* WRITTEN EXERCISE:
Repeat each record below exactly as given.
-------- INPUT RECORDS --------
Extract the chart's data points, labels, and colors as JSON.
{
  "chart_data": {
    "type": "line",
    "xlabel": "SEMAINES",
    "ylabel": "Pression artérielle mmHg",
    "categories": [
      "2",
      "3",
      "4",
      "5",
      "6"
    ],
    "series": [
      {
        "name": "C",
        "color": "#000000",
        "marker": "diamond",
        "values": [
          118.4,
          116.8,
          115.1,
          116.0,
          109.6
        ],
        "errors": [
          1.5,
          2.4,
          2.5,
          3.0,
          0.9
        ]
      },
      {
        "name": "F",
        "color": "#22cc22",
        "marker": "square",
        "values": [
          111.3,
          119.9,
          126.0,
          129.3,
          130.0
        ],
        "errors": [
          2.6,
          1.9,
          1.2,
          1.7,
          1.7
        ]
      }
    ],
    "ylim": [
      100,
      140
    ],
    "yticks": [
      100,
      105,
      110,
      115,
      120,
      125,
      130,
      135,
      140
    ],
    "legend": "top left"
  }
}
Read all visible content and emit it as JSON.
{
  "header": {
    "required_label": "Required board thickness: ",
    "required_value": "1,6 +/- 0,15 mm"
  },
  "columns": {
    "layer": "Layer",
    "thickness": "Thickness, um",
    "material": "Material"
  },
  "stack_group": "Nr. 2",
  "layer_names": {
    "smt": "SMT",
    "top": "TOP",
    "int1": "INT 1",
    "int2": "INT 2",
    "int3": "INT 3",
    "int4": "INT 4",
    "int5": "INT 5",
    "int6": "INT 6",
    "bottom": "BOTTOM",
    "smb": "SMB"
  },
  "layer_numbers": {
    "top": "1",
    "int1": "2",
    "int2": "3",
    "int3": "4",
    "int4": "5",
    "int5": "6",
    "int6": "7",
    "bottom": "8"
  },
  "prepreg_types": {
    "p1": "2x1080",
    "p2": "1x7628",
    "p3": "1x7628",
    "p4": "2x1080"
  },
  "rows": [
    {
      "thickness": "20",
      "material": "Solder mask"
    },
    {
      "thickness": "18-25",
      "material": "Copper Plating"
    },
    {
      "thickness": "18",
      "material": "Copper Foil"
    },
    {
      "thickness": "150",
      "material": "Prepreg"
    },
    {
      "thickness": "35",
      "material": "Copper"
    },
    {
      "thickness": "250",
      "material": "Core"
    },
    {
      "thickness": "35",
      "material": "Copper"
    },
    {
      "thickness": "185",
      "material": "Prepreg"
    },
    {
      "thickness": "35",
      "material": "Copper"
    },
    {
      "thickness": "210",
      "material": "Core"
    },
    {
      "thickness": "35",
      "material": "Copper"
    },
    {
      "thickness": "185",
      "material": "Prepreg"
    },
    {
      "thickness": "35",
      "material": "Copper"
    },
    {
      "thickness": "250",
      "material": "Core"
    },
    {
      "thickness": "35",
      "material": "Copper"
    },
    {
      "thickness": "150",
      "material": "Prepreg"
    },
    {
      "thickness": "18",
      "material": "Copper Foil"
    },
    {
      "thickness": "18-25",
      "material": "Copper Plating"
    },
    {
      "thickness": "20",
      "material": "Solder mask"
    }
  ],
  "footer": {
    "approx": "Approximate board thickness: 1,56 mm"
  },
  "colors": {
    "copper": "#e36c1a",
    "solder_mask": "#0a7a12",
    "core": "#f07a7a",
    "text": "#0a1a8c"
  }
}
--------
* REPLY TO THE TASK:
Extract the chart's data points, labels, and colors as JSON.
{
  "chart_data": {
    "type": "line",
    "xlabel": "SEMAINES",
    "ylabel": "Pression artérielle mmHg",
    "categories": [
      "2",
      "3",
      "4",
      "5",
      "6"
    ],
    "series": [
      {
        "name": "C",
        "color": "#000000",
        "marker": "diamond",
        "values": [
          118.4,
          116.8,
          115.1,
          116.0,
          109.6
        ],
        "errors": [
          1.5,
          2.4,
          2.5,
          3.0,
          0.9
        ]
      },
      {
        "name": "F",
        "color": "#22cc22",
        "marker": "square",
        "values": [
          111.3,
          119.9,
          126.0,
          129.3,
          130.0
        ],
        "errors": [
          2.6,
          1.9,
          1.2,
          1.7,
          1.7
        ]
      }
    ],
    "ylim": [
      100,
      140
    ],
    "yticks": [
      100,
      105,
      110,
      115,
      120,
      125,
      130,
      135,
      140
    ],
    "legend": "top left"
  }
}
Read all visible content and emit it as JSON.
{
  "header": {
    "required_label": "Required board thickness: ",
    "required_value": "1,6 +/- 0,15 mm"
  },
  "columns": {
    "layer": "Layer",
    "thickness": "Thickness, um",
    "material": "Material"
  },
  "stack_group": "Nr. 2",
  "layer_names": {
    "smt": "SMT",
    "top": "TOP",
    "int1": "INT 1",
    "int2": "INT 2",
    "int3": "INT 3",
    "int4": "INT 4",
    "int5": "INT 5",
    "int6": "INT 6",
    "bottom": "BOTTOM",
    "smb": "SMB"
  },
  "layer_numbers": {
    "top": "1",
    "int1": "2",
    "int2": "3",
    "int3": "4",
    "int4": "5",
    "int5": "6",
    "int6": "7",
    "bottom": "8"
  },
  "prepreg_types": {
    "p1": "2x1080",
    "p2": "1x7628",
    "p3": "1x7628",
    "p4": "2x1080"
  },
  "rows": [
    {
      "thickness": "20",
      "material": "Solder mask"
    },
    {
      "thickness": "18-25",
      "material": "Copper Plating"
    },
    {
      "thickness": "18",
      "material": "Copper Foil"
    },
    {
      "thickness": "150",
      "material": "Prepreg"
    },
    {
      "thickness": "35",
      "material": "Copper"
    },
    {
      "thickness": "250",
      "material": "Core"
    },
    {
      "thickness": "35",
      "material": "Copper"
    },
    {
      "thickness": "185",
      "material": "Prepreg"
    },
    {
      "thickness": "35",
      "material": "Copper"
    },
    {
      "thickness": "210",
      "material": "Core"
    },
    {
      "thickness": "35",
      "material": "Copper"
    },
    {
      "thickness": "185",
      "material": "Prepreg"
    },
    {
      "thickness": "35",
      "material": "Copper"
    },
    {
      "thickness": "250",
      "material": "Core"
    },
    {
      "thickness": "35",
      "material": "Copper"
    },
    {
      "thickness": "150",
      "material": "Prepreg"
    },
    {
      "thickness": "18",
      "material": "Copper Foil"
    },
    {
      "thickness": "18-25",
      "material": "Copper Plating"
    },
    {
      "thickness": "20",
      "material": "Solder mask"
    }
  ],
  "footer": {
    "approx": "Approximate board thickness: 1,56 mm"
  },
  "colors": {
    "copper": "#e36c1a",
    "solder_mask": "#0a7a12",
    "core": "#f07a7a",
    "text": "#0a1a8c"
  }
}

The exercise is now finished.